## [WHAT NEEDS TO BE DONE]
From the entries that follow, list every line in which the string "percent" appears.

## [EXTRACTED DATA]
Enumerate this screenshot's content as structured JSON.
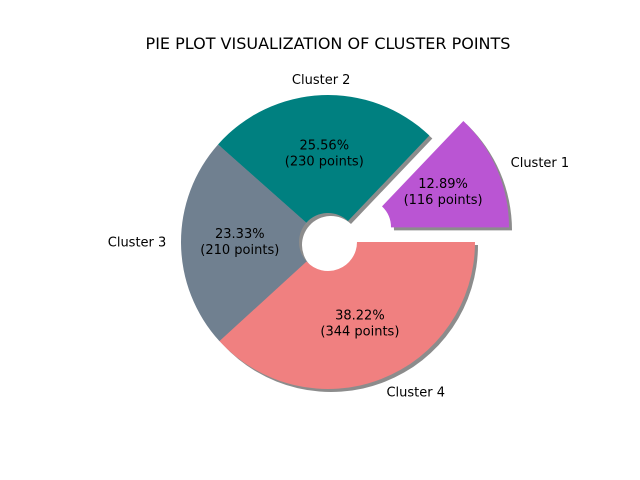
{
  "chart_data": {
    "type": "pie",
    "title": "PIE PLOT VISUALIZATION OF CLUSTER POINTS",
    "slices": [
      {
        "label": "Cluster 1",
        "percent": 12.89,
        "points": 116,
        "pct_text": "12.89%",
        "count_text": "(116 points)",
        "color": "#ba55d3",
        "exploded": true
      },
      {
        "label": "Cluster 2",
        "percent": 25.56,
        "points": 230,
        "pct_text": "25.56%",
        "count_text": "(230 points)",
        "color": "#008080",
        "exploded": false
      },
      {
        "label": "Cluster 3",
        "percent": 23.33,
        "points": 210,
        "pct_text": "23.33%",
        "count_text": "(210 points)",
        "color": "#708090",
        "exploded": false
      },
      {
        "label": "Cluster 4",
        "percent": 38.22,
        "points": 344,
        "pct_text": "38.22%",
        "count_text": "(344 points)",
        "color": "#f08080",
        "exploded": false
      }
    ],
    "start_angle_deg": 0,
    "counterclockwise": true,
    "donut": true,
    "shadow": true
  }
}
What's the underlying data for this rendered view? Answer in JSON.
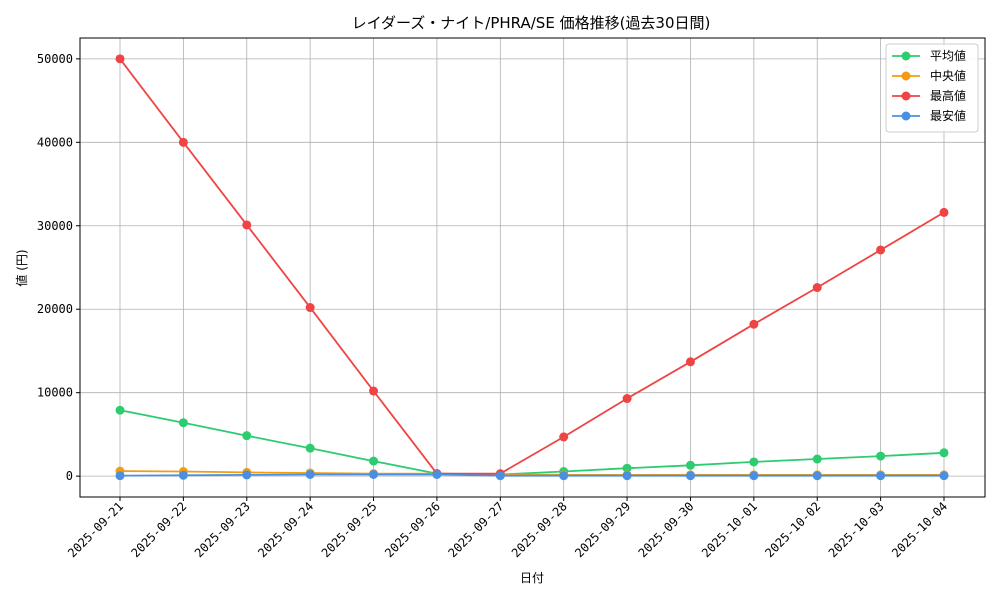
{
  "chart_data": {
    "type": "line",
    "title": "レイダーズ・ナイト/PHRA/SE 価格推移(過去30日間)",
    "xlabel": "日付",
    "ylabel": "値 (円)",
    "ylim": [
      -2500,
      52500
    ],
    "yticks": [
      0,
      10000,
      20000,
      30000,
      40000,
      50000
    ],
    "ytick_labels": [
      "0",
      "10000",
      "20000",
      "30000",
      "40000",
      "50000"
    ],
    "grid": true,
    "legend_position": "top-right",
    "x": [
      "2025-09-21",
      "2025-09-22",
      "2025-09-23",
      "2025-09-24",
      "2025-09-25",
      "2025-09-26",
      "2025-09-27",
      "2025-09-28",
      "2025-09-29",
      "2025-09-30",
      "2025-10-01",
      "2025-10-02",
      "2025-10-03",
      "2025-10-04"
    ],
    "series": [
      {
        "name": "平均値",
        "color": "#2ecc71",
        "values": [
          7900,
          6400,
          4850,
          3350,
          1800,
          300,
          200,
          550,
          950,
          1300,
          1700,
          2050,
          2400,
          2800
        ]
      },
      {
        "name": "中央値",
        "color": "#f39c12",
        "values": [
          600,
          550,
          450,
          380,
          300,
          300,
          200,
          150,
          150,
          150,
          150,
          150,
          150,
          150
        ]
      },
      {
        "name": "最高値",
        "color": "#ef4444",
        "values": [
          50000,
          40000,
          30100,
          20200,
          10200,
          300,
          300,
          4700,
          9300,
          13700,
          18200,
          22600,
          27100,
          31600
        ]
      },
      {
        "name": "最安値",
        "color": "#4a90e2",
        "values": [
          50,
          100,
          150,
          200,
          200,
          200,
          50,
          50,
          50,
          50,
          50,
          50,
          50,
          50
        ]
      }
    ]
  }
}
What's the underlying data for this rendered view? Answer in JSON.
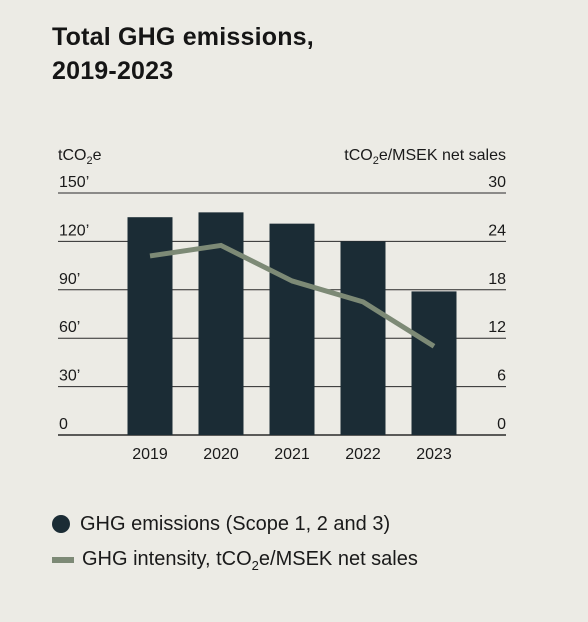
{
  "title_line1": "Total GHG emissions,",
  "title_line2": "2019-2023",
  "chart_data": {
    "type": "bar",
    "categories": [
      "2019",
      "2020",
      "2021",
      "2022",
      "2023"
    ],
    "series": [
      {
        "name": "GHG emissions (Scope 1, 2 and 3)",
        "kind": "bar",
        "axis": "left",
        "color": "#1b2c35",
        "values": [
          135,
          138,
          131,
          120,
          89
        ]
      },
      {
        "name": "GHG intensity, tCO2e/MSEK net sales",
        "kind": "line",
        "axis": "right",
        "color": "#7d8a76",
        "values": [
          22.2,
          23.5,
          19.1,
          16.5,
          11
        ]
      }
    ],
    "left_axis": {
      "unit_prefix": "tCO",
      "unit_sub": "2",
      "unit_suffix": "e",
      "ylim": [
        0,
        150
      ],
      "ticks": [
        "0",
        "30’",
        "60’",
        "90’",
        "120’",
        "150’"
      ]
    },
    "right_axis": {
      "unit_prefix": "tCO",
      "unit_sub": "2",
      "unit_suffix": "e/MSEK net sales",
      "ylim": [
        0,
        30
      ],
      "ticks": [
        "0",
        "6",
        "12",
        "18",
        "24",
        "30"
      ]
    },
    "grid": true,
    "legend_position": "bottom"
  },
  "legend": {
    "bar_label": "GHG emissions (Scope 1, 2 and 3)",
    "line_label_prefix": "GHG intensity, tCO",
    "line_label_sub": "2",
    "line_label_suffix": "e/MSEK net sales"
  }
}
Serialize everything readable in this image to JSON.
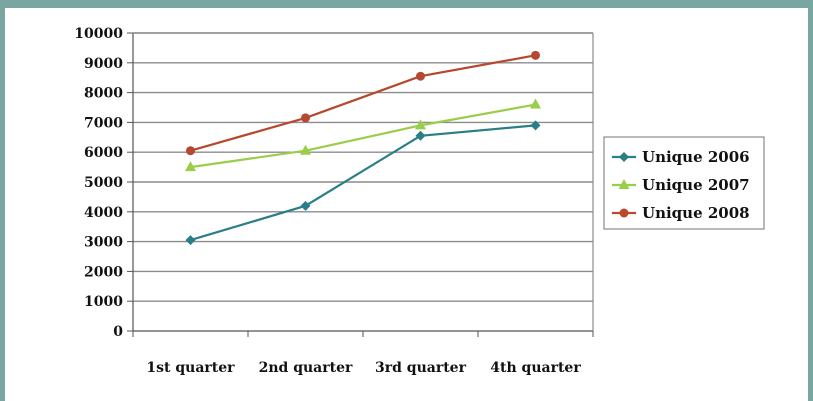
{
  "chart_data": {
    "type": "line",
    "categories": [
      "1st quarter",
      "2nd quarter",
      "3rd quarter",
      "4th quarter"
    ],
    "series": [
      {
        "name": "Unique 2006",
        "color": "#2a7f86",
        "marker": "diamond",
        "values": [
          3050,
          4200,
          6550,
          6900
        ]
      },
      {
        "name": "Unique 2007",
        "color": "#9acd4a",
        "marker": "triangle",
        "values": [
          5500,
          6050,
          6900,
          7600
        ]
      },
      {
        "name": "Unique 2008",
        "color": "#b5482f",
        "marker": "circle",
        "values": [
          6050,
          7150,
          8550,
          9250
        ]
      }
    ],
    "title": "",
    "xlabel": "",
    "ylabel": "",
    "ylim": [
      0,
      10000
    ],
    "ytick_step": 1000,
    "yticks": [
      "0",
      "1000",
      "2000",
      "3000",
      "4000",
      "5000",
      "6000",
      "7000",
      "8000",
      "9000",
      "10000"
    ],
    "grid": "horizontal",
    "legend": "right"
  }
}
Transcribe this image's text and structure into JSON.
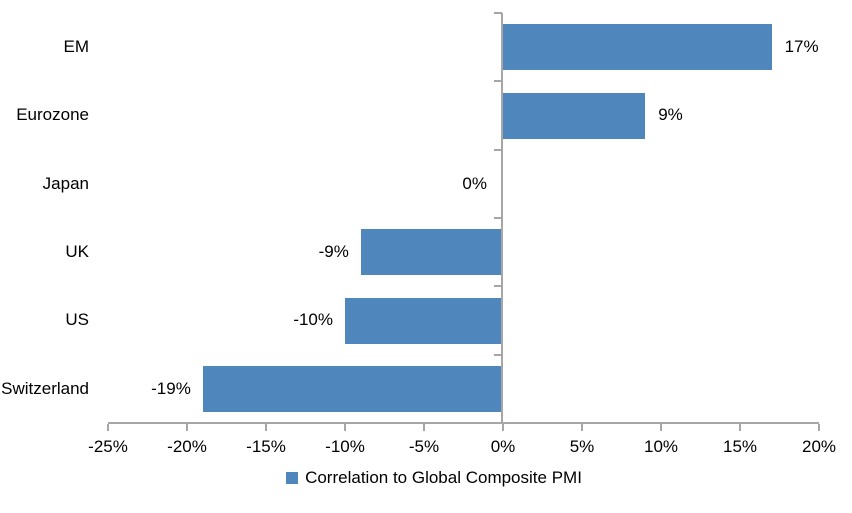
{
  "chart_data": {
    "type": "bar",
    "orientation": "horizontal",
    "title": "",
    "xlabel": "",
    "ylabel": "",
    "categories": [
      "EM",
      "Eurozone",
      "Japan",
      "UK",
      "US",
      "Switzerland"
    ],
    "series": [
      {
        "name": "Correlation to Global Composite PMI",
        "values": [
          17,
          9,
          0,
          -9,
          -10,
          -19
        ],
        "data_labels": [
          "17%",
          "9%",
          "0%",
          "-9%",
          "-10%",
          "-19%"
        ],
        "color": "#4F86BC"
      }
    ],
    "xlim": [
      -25,
      20
    ],
    "x_tick_step": 5,
    "x_tick_labels": [
      "-25%",
      "-20%",
      "-15%",
      "-10%",
      "-5%",
      "0%",
      "5%",
      "10%",
      "15%",
      "20%"
    ],
    "grid": false,
    "legend_position": "bottom-center",
    "axis_color": "#A6A6A6",
    "text_color": "#000000",
    "background_color": "#FFFFFF"
  }
}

## [CORRECT ANSWER]
        "percent": 12.89,
        "percent": 25.56,
        "percent": 23.33,
        "percent": 38.22,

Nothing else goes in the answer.